::: DATA SECTION

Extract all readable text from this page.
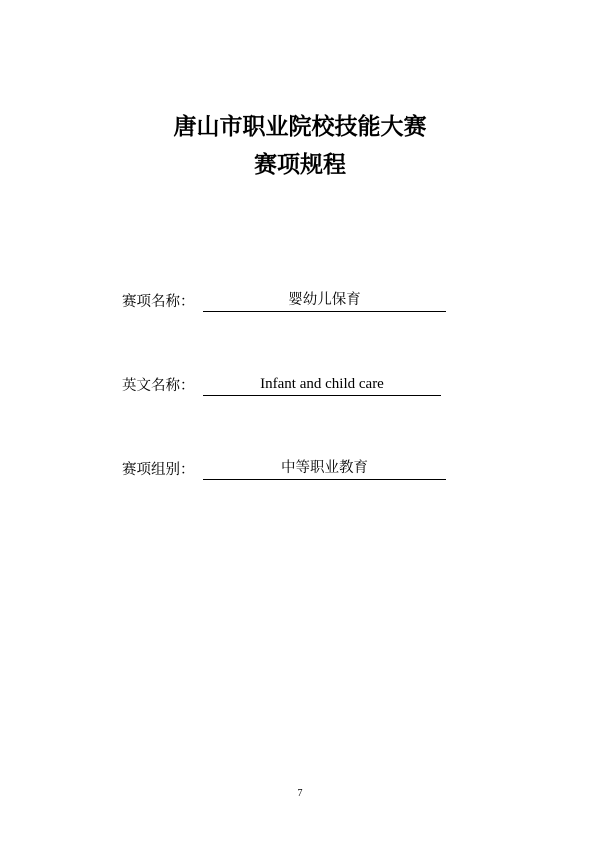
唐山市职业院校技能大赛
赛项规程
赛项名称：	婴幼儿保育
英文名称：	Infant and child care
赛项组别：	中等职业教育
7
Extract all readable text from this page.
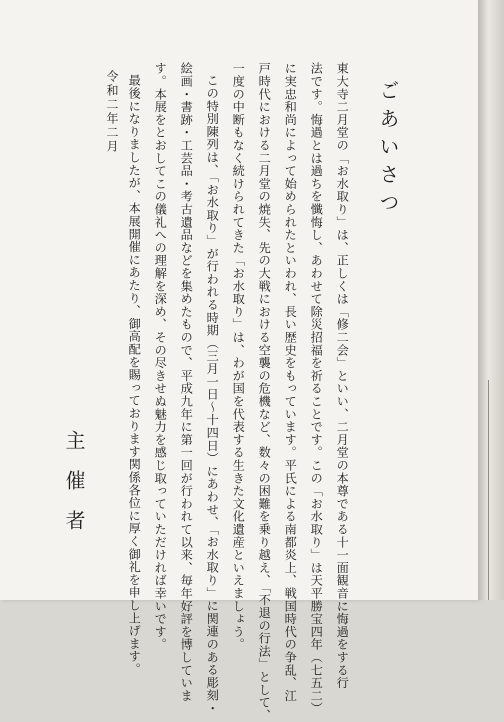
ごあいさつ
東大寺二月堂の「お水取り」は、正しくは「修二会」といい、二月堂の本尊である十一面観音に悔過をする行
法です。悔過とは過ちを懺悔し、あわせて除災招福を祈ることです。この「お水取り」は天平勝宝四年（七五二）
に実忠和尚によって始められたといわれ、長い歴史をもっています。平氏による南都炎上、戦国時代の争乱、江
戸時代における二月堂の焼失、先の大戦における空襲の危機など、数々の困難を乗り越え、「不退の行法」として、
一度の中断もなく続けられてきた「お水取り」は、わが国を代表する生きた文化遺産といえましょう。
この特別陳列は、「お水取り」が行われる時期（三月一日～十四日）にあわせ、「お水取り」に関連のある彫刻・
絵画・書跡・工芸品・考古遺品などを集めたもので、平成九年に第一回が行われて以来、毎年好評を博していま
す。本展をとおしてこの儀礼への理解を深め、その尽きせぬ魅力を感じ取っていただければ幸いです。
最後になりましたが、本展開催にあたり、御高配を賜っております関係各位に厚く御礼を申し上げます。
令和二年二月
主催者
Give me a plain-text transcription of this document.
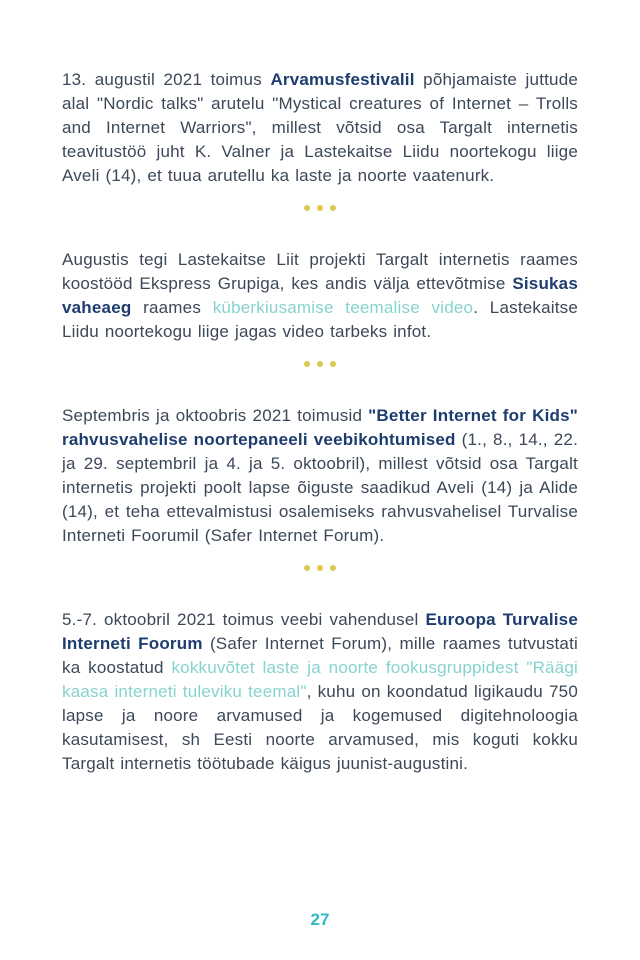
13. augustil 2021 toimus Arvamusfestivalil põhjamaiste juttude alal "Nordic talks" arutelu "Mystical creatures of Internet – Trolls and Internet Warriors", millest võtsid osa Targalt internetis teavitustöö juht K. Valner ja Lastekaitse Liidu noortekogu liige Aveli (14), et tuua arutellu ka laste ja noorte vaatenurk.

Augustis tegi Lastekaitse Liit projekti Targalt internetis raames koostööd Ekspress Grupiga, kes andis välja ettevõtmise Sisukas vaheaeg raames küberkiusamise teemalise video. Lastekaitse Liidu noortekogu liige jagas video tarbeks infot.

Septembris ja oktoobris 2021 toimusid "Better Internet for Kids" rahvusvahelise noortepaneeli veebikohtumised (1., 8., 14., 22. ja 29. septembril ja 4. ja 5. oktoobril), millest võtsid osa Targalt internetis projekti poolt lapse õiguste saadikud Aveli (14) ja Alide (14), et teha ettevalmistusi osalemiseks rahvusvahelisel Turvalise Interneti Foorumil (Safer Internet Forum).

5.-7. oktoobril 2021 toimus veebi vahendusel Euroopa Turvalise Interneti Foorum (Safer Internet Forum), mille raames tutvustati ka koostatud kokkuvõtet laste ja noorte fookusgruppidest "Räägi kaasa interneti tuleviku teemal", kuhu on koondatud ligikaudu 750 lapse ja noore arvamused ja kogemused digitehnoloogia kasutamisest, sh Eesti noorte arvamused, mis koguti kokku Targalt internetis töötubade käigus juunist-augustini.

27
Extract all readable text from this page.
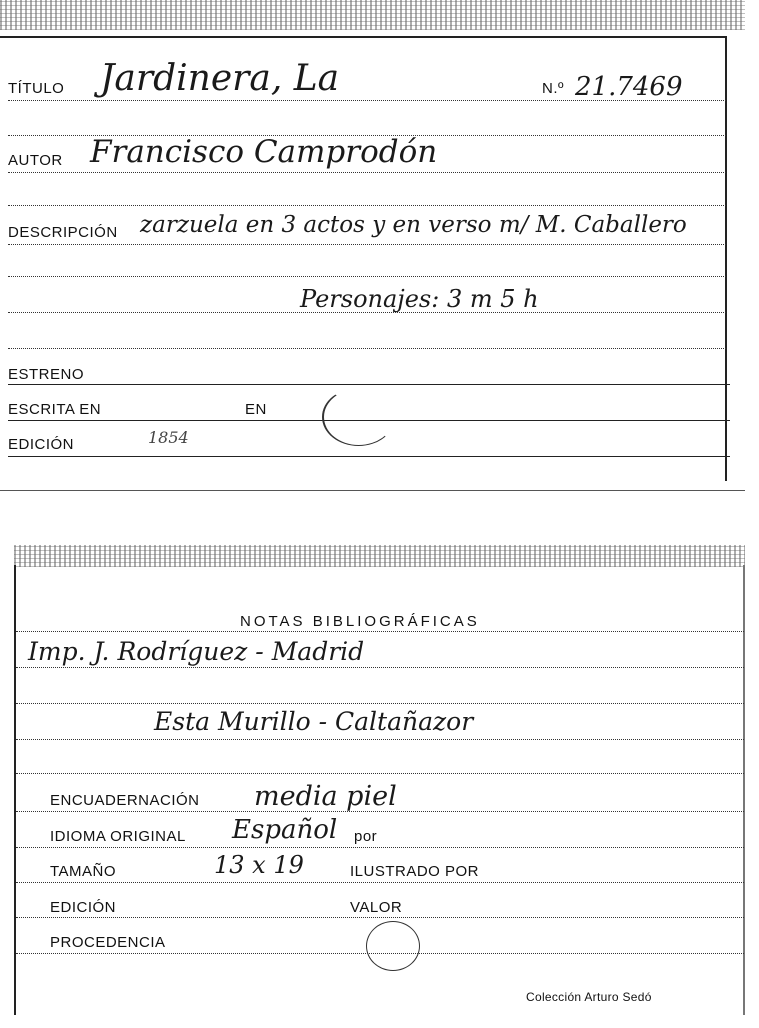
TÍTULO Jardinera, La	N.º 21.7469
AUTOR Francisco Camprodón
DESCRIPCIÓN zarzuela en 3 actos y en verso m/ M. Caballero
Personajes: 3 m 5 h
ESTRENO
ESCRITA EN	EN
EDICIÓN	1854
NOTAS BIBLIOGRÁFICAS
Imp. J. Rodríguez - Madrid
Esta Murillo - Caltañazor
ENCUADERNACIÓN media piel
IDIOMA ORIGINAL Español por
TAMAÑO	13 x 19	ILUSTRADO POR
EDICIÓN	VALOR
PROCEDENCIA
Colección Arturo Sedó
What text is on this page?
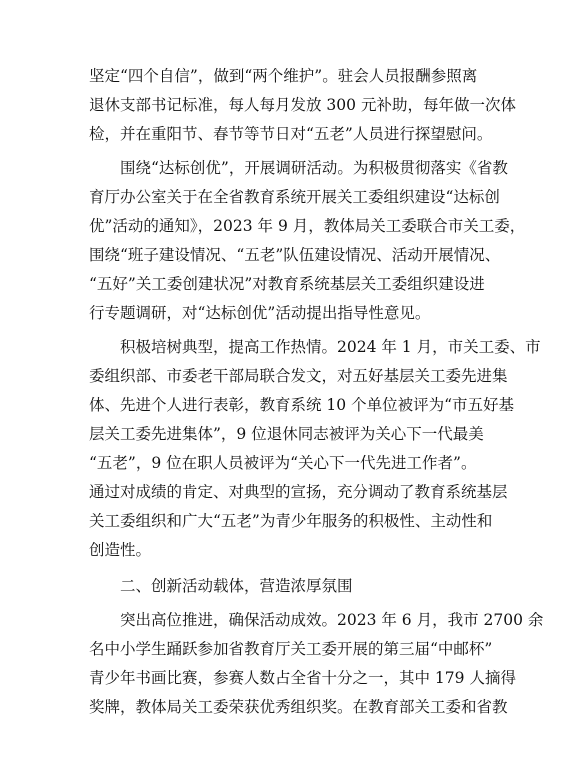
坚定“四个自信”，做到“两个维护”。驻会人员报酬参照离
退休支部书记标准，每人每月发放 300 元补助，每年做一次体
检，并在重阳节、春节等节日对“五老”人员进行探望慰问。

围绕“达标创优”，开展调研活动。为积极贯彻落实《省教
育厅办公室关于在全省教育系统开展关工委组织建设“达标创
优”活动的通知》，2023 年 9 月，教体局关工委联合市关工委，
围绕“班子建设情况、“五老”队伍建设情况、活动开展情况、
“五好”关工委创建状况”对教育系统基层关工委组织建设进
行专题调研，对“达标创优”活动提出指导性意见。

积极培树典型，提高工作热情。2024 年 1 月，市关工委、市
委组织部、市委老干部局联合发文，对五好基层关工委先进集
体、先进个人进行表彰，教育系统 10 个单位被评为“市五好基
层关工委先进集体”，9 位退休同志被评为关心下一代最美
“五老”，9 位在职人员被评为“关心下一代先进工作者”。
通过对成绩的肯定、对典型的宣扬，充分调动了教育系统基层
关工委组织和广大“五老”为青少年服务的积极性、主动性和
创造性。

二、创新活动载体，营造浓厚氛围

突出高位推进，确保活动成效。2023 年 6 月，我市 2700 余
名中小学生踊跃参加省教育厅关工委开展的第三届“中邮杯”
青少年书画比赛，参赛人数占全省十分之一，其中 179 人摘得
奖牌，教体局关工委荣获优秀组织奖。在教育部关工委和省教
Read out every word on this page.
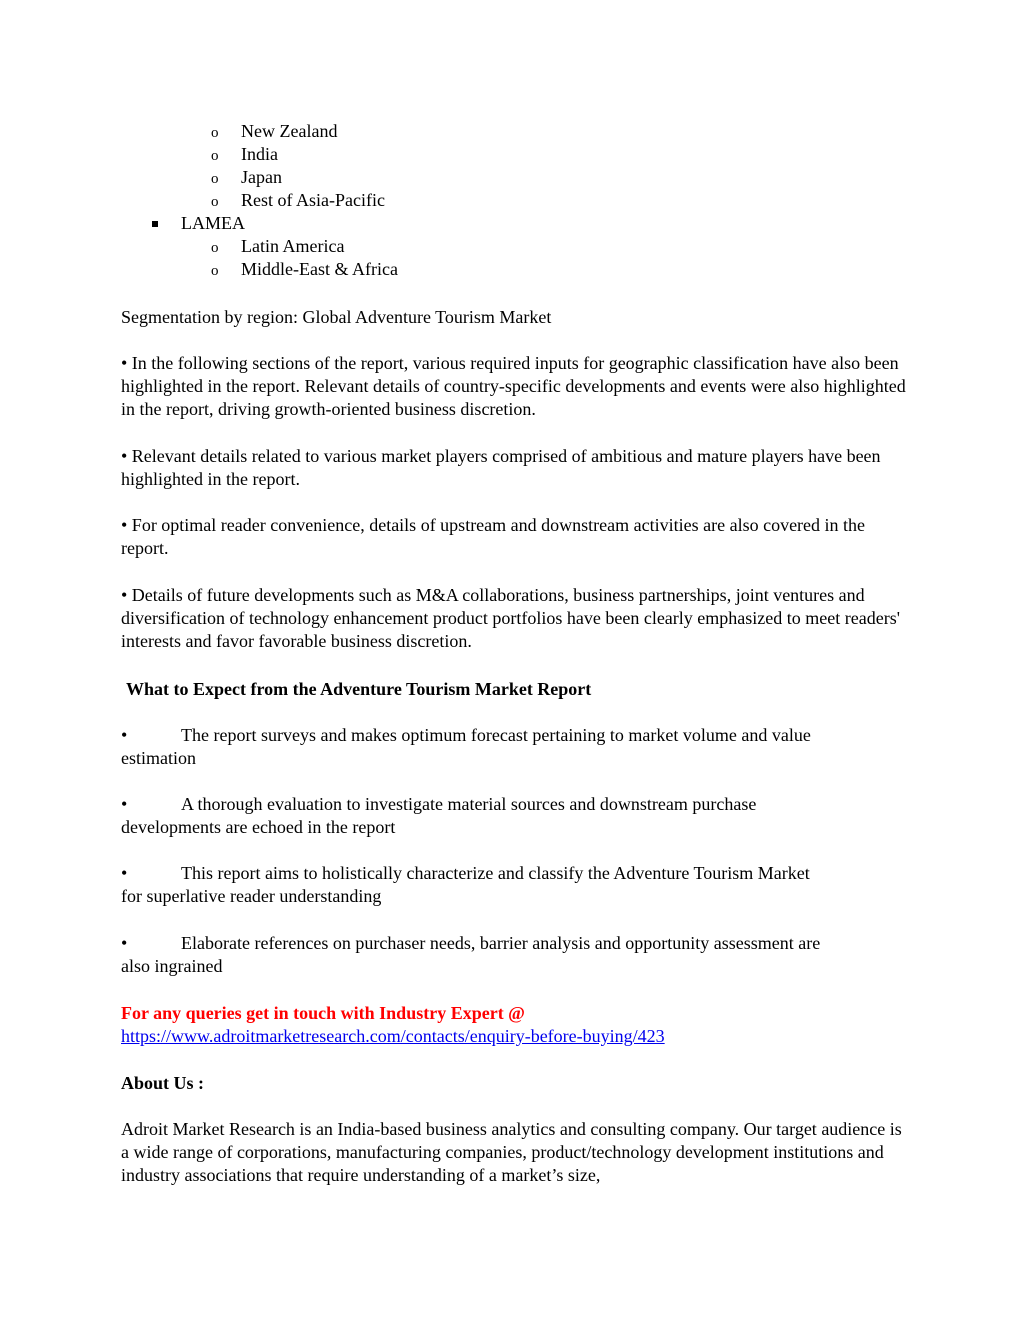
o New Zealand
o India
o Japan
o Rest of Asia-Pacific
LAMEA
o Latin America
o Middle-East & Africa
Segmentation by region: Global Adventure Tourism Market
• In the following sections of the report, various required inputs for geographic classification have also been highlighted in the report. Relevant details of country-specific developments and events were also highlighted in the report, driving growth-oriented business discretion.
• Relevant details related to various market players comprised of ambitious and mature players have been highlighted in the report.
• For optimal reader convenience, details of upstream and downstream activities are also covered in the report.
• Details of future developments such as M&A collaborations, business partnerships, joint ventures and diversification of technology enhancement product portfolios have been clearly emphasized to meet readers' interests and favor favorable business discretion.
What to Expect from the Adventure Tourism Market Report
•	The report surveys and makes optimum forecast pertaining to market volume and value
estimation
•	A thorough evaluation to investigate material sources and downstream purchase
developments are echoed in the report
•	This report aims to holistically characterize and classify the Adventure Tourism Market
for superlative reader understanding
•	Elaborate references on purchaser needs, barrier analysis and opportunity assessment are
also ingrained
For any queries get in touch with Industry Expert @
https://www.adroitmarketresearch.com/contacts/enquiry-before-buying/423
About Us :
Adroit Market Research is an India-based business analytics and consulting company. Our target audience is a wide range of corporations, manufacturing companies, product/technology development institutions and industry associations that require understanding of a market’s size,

::::::

§ **REQUEST**:
Omit the pictures and restate the rest of the records verbatim.

§ **OUTPUT OF THE TASK**:
Extract all readable text from this page.
唐山市职业院校技能大赛
赛项规程
赛项名称：	婴幼儿保育
英文名称：	Infant and child care
赛项组别：	中等职业教育
7
Extract all readable text from this page.
ごあいさつ
東大寺二月堂の「お水取り」は、正しくは「修二会」といい、二月堂の本尊である十一面観音に悔過をする行
法です。悔過とは過ちを懺悔し、あわせて除災招福を祈ることです。この「お水取り」は天平勝宝四年（七五二）
に実忠和尚によって始められたといわれ、長い歴史をもっています。平氏による南都炎上、戦国時代の争乱、江
戸時代における二月堂の焼失、先の大戦における空襲の危機など、数々の困難を乗り越え、「不退の行法」として、
一度の中断もなく続けられてきた「お水取り」は、わが国を代表する生きた文化遺産といえましょう。
この特別陳列は、「お水取り」が行われる時期（三月一日～十四日）にあわせ、「お水取り」に関連のある彫刻・
絵画・書跡・工芸品・考古遺品などを集めたもので、平成九年に第一回が行われて以来、毎年好評を博していま
す。本展をとおしてこの儀礼への理解を深め、その尽きせぬ魅力を感じ取っていただければ幸いです。
最後になりましたが、本展開催にあたり、御高配を賜っております関係各位に厚く御礼を申し上げます。
令和二年二月
主催者
Give me a plain-text transcription of this document.
13. augustil 2021 toimus Arvamusfestivalil põhjamaiste juttude alal "Nordic talks" arutelu "Mystical creatures of Internet – Trolls and Internet Warriors", millest võtsid osa Targalt internetis teavitustöö juht K. Valner ja Lastekaitse Liidu noortekogu liige Aveli (14), et tuua arutellu ka laste ja noorte vaatenurk.

Augustis tegi Lastekaitse Liit projekti Targalt internetis raames koostööd Ekspress Grupiga, kes andis välja ettevõtmise Sisukas vaheaeg raames küberkiusamise teemalise video. Lastekaitse Liidu noortekogu liige jagas video tarbeks infot.

Septembris ja oktoobris 2021 toimusid "Better Internet for Kids" rahvusvahelise noortepaneeli veebikohtumised (1., 8., 14., 22. ja 29. septembril ja 4. ja 5. oktoobril), millest võtsid osa Targalt internetis projekti poolt lapse õiguste saadikud Aveli (14) ja Alide (14), et teha ettevalmistusi osalemiseks rahvusvahelisel Turvalise Interneti Foorumil (Safer Internet Forum).

5.-7. oktoobril 2021 toimus veebi vahendusel Euroopa Turvalise Interneti Foorum (Safer Internet Forum), mille raames tutvustati ka koostatud kokkuvõtet laste ja noorte fookusgruppidest "Räägi kaasa interneti tuleviku teemal", kuhu on koondatud ligikaudu 750 lapse ja noore arvamused ja kogemused digitehnoloogia kasutamisest, sh Eesti noorte arvamused, mis koguti kokku Targalt internetis töötubade käigus juunist-augustini.

27
Extract all readable text from this page.
TÍTULO Jardinera, La	N.º 21.7469
AUTOR Francisco Camprodón
DESCRIPCIÓN zarzuela en 3 actos y en verso m/ M. Caballero
Personajes: 3 m 5 h
ESTRENO
ESCRITA EN	EN
EDICIÓN	1854
NOTAS BIBLIOGRÁFICAS
Imp. J. Rodríguez - Madrid
Esta Murillo - Caltañazor
ENCUADERNACIÓN media piel
IDIOMA ORIGINAL Español por
TAMAÑO	13 x 19	ILUSTRADO POR
EDICIÓN	VALOR
PROCEDENCIA
Colección Arturo Sedó
What text is on this page?
坚定“四个自信”，做到“两个维护”。驻会人员报酬参照离
退休支部书记标准，每人每月发放 300 元补助，每年做一次体
检，并在重阳节、春节等节日对“五老”人员进行探望慰问。

围绕“达标创优”，开展调研活动。为积极贯彻落实《省教
育厅办公室关于在全省教育系统开展关工委组织建设“达标创
优”活动的通知》，2023 年 9 月，教体局关工委联合市关工委，
围绕“班子建设情况、“五老”队伍建设情况、活动开展情况、
“五好”关工委创建状况”对教育系统基层关工委组织建设进
行专题调研，对“达标创优”活动提出指导性意见。

积极培树典型，提高工作热情。2024 年 1 月，市关工委、市
委组织部、市委老干部局联合发文，对五好基层关工委先进集
体、先进个人进行表彰，教育系统 10 个单位被评为“市五好基
层关工委先进集体”，9 位退休同志被评为关心下一代最美
“五老”，9 位在职人员被评为“关心下一代先进工作者”。
通过对成绩的肯定、对典型的宣扬，充分调动了教育系统基层
关工委组织和广大“五老”为青少年服务的积极性、主动性和
创造性。

二、创新活动载体，营造浓厚氛围

突出高位推进，确保活动成效。2023 年 6 月，我市 2700 余
名中小学生踊跃参加省教育厅关工委开展的第三届“中邮杯”
青少年书画比赛，参赛人数占全省十分之一，其中 179 人摘得
奖牌，教体局关工委荣获优秀组织奖。在教育部关工委和省教
Read out every word on this page.
o New Zealand
o India
o Japan
o Rest of Asia-Pacific
LAMEA
o Latin America
o Middle-East & Africa
Segmentation by region: Global Adventure Tourism Market
• In the following sections of the report, various required inputs for geographic classification have also been highlighted in the report. Relevant details of country-specific developments and events were also highlighted in the report, driving growth-oriented business discretion.
• Relevant details related to various market players comprised of ambitious and mature players have been highlighted in the report.
• For optimal reader convenience, details of upstream and downstream activities are also covered in the report.
• Details of future developments such as M&A collaborations, business partnerships, joint ventures and diversification of technology enhancement product portfolios have been clearly emphasized to meet readers' interests and favor favorable business discretion.
What to Expect from the Adventure Tourism Market Report
•	The report surveys and makes optimum forecast pertaining to market volume and value
estimation
•	A thorough evaluation to investigate material sources and downstream purchase
developments are echoed in the report
•	This report aims to holistically characterize and classify the Adventure Tourism Market
for superlative reader understanding
•	Elaborate references on purchaser needs, barrier analysis and opportunity assessment are
also ingrained
For any queries get in touch with Industry Expert @
https://www.adroitmarketresearch.com/contacts/enquiry-before-buying/423
About Us :
Adroit Market Research is an India-based business analytics and consulting company. Our target audience is a wide range of corporations, manufacturing companies, product/technology development institutions and industry associations that require understanding of a market’s size,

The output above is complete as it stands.